Collected data entries
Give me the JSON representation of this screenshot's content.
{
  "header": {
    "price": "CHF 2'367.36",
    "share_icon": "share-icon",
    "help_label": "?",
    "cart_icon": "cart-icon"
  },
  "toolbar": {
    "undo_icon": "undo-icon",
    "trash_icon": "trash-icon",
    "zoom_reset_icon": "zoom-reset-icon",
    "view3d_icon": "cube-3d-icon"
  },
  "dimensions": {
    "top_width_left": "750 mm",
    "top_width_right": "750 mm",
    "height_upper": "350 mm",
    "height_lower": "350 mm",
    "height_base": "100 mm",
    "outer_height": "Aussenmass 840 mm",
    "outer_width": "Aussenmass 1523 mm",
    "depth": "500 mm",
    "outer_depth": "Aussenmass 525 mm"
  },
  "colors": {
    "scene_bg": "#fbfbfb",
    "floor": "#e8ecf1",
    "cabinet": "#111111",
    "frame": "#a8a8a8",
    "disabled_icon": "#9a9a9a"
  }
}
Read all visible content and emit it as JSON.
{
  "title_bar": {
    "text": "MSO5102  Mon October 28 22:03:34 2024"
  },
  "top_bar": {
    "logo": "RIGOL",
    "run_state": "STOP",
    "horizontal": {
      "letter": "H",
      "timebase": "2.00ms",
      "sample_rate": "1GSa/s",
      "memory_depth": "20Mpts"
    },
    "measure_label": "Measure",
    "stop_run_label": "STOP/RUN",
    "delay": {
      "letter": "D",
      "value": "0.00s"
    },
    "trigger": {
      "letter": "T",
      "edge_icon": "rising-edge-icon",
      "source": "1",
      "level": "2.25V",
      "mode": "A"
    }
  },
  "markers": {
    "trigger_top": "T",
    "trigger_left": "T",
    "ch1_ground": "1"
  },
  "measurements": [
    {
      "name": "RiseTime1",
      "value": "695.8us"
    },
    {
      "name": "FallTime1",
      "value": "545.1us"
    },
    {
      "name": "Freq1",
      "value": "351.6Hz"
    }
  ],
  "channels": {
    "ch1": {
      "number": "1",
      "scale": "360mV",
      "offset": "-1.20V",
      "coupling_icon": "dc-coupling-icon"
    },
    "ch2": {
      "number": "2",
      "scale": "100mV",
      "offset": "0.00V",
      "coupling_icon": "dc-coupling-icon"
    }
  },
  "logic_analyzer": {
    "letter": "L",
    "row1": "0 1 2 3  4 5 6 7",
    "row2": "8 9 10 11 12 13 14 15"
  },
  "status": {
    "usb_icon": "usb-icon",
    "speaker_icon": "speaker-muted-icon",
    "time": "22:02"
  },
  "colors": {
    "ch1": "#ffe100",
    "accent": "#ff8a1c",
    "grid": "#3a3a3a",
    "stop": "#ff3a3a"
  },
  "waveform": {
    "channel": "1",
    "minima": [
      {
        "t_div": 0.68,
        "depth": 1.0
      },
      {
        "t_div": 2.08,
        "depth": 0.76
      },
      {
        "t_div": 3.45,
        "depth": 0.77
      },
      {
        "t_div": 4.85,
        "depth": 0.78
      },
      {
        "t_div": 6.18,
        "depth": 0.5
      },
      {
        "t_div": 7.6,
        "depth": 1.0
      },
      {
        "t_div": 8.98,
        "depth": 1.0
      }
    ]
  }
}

• _GIVEN TASK_
Could you transcribe the records in full, exactly?

• _RESPONSE TO THIS TASK_
Give me the JSON representation of this screenshot's content.
{
  "header": {
    "price": "CHF 2'367.36",
    "share_icon": "share-icon",
    "help_label": "?",
    "cart_icon": "cart-icon"
  },
  "toolbar": {
    "undo_icon": "undo-icon",
    "trash_icon": "trash-icon",
    "zoom_reset_icon": "zoom-reset-icon",
    "view3d_icon": "cube-3d-icon"
  },
  "dimensions": {
    "top_width_left": "750 mm",
    "top_width_right": "750 mm",
    "height_upper": "350 mm",
    "height_lower": "350 mm",
    "height_base": "100 mm",
    "outer_height": "Aussenmass 840 mm",
    "outer_width": "Aussenmass 1523 mm",
    "depth": "500 mm",
    "outer_depth": "Aussenmass 525 mm"
  },
  "colors": {
    "scene_bg": "#fbfbfb",
    "floor": "#e8ecf1",
    "cabinet": "#111111",
    "frame": "#a8a8a8",
    "disabled_icon": "#9a9a9a"
  }
}
Read all visible content and emit it as JSON.
{
  "title_bar": {
    "text": "MSO5102  Mon October 28 22:03:34 2024"
  },
  "top_bar": {
    "logo": "RIGOL",
    "run_state": "STOP",
    "horizontal": {
      "letter": "H",
      "timebase": "2.00ms",
      "sample_rate": "1GSa/s",
      "memory_depth": "20Mpts"
    },
    "measure_label": "Measure",
    "stop_run_label": "STOP/RUN",
    "delay": {
      "letter": "D",
      "value": "0.00s"
    },
    "trigger": {
      "letter": "T",
      "edge_icon": "rising-edge-icon",
      "source": "1",
      "level": "2.25V",
      "mode": "A"
    }
  },
  "markers": {
    "trigger_top": "T",
    "trigger_left": "T",
    "ch1_ground": "1"
  },
  "measurements": [
    {
      "name": "RiseTime1",
      "value": "695.8us"
    },
    {
      "name": "FallTime1",
      "value": "545.1us"
    },
    {
      "name": "Freq1",
      "value": "351.6Hz"
    }
  ],
  "channels": {
    "ch1": {
      "number": "1",
      "scale": "360mV",
      "offset": "-1.20V",
      "coupling_icon": "dc-coupling-icon"
    },
    "ch2": {
      "number": "2",
      "scale": "100mV",
      "offset": "0.00V",
      "coupling_icon": "dc-coupling-icon"
    }
  },
  "logic_analyzer": {
    "letter": "L",
    "row1": "0 1 2 3  4 5 6 7",
    "row2": "8 9 10 11 12 13 14 15"
  },
  "status": {
    "usb_icon": "usb-icon",
    "speaker_icon": "speaker-muted-icon",
    "time": "22:02"
  },
  "colors": {
    "ch1": "#ffe100",
    "accent": "#ff8a1c",
    "grid": "#3a3a3a",
    "stop": "#ff3a3a"
  },
  "waveform": {
    "channel": "1",
    "minima": [
      {
        "t_div": 0.68,
        "depth": 1.0
      },
      {
        "t_div": 2.08,
        "depth": 0.76
      },
      {
        "t_div": 3.45,
        "depth": 0.77
      },
      {
        "t_div": 4.85,
        "depth": 0.78
      },
      {
        "t_div": 6.18,
        "depth": 0.5
      },
      {
        "t_div": 7.6,
        "depth": 1.0
      },
      {
        "t_div": 8.98,
        "depth": 1.0
      }
    ]
  }
}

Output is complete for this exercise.